** BEGIN **

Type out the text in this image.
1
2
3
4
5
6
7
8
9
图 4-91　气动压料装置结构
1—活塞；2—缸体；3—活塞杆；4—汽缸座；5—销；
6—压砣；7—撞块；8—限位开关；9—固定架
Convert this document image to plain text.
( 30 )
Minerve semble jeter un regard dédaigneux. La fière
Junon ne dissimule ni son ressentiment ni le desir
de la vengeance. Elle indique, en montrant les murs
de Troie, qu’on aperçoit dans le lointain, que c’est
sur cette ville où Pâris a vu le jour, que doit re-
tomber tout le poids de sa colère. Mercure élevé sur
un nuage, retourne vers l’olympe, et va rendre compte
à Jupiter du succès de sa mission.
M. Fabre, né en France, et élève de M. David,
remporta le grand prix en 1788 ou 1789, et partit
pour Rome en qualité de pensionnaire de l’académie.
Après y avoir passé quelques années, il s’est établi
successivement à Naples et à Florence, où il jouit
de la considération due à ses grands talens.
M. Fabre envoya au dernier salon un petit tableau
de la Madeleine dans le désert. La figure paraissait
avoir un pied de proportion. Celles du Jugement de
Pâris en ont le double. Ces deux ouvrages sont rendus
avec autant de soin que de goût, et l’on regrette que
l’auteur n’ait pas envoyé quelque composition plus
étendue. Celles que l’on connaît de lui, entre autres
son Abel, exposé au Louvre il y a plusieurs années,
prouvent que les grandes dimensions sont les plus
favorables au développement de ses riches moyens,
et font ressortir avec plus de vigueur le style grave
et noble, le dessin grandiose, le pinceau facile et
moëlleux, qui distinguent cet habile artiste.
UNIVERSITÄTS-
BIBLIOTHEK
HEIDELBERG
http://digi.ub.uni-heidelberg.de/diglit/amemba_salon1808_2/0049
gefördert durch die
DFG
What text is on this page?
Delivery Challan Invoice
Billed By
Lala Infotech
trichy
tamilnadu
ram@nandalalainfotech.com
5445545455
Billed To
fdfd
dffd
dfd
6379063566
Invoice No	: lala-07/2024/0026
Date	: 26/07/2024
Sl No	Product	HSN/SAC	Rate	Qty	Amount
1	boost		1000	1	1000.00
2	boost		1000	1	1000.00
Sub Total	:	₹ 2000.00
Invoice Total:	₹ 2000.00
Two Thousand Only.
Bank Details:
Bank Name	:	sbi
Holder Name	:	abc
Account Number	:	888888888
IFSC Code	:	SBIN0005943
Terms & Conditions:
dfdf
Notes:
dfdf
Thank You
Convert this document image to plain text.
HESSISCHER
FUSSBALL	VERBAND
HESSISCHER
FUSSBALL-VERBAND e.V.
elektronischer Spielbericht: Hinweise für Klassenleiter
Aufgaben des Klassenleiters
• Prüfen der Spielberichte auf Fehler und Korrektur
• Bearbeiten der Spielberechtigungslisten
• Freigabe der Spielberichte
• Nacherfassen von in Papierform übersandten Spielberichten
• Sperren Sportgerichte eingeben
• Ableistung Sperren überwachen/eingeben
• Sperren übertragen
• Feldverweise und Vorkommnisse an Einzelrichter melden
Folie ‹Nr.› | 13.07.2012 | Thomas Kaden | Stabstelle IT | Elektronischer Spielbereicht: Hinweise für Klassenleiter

** END **

**Challenge**
Reproduce exactly the lines from the one with "What text is on this page?" through the end of the entries above, both ends included.

**Full answer**
What text is on this page?
Delivery Challan Invoice
Billed By
Lala Infotech
trichy
tamilnadu
ram@nandalalainfotech.com
5445545455
Billed To
fdfd
dffd
dfd
6379063566
Invoice No	: lala-07/2024/0026
Date	: 26/07/2024
Sl No	Product	HSN/SAC	Rate	Qty	Amount
1	boost		1000	1	1000.00
2	boost		1000	1	1000.00
Sub Total	:	₹ 2000.00
Invoice Total:	₹ 2000.00
Two Thousand Only.
Bank Details:
Bank Name	:	sbi
Holder Name	:	abc
Account Number	:	888888888
IFSC Code	:	SBIN0005943
Terms & Conditions:
dfdf
Notes:
dfdf
Thank You
Convert this document image to plain text.
HESSISCHER
FUSSBALL	VERBAND
HESSISCHER
FUSSBALL-VERBAND e.V.
elektronischer Spielbericht: Hinweise für Klassenleiter
Aufgaben des Klassenleiters
• Prüfen der Spielberichte auf Fehler und Korrektur
• Bearbeiten der Spielberechtigungslisten
• Freigabe der Spielberichte
• Nacherfassen von in Papierform übersandten Spielberichten
• Sperren Sportgerichte eingeben
• Ableistung Sperren überwachen/eingeben
• Sperren übertragen
• Feldverweise und Vorkommnisse an Einzelrichter melden
Folie ‹Nr.› | 13.07.2012 | Thomas Kaden | Stabstelle IT | Elektronischer Spielbereicht: Hinweise für Klassenleiter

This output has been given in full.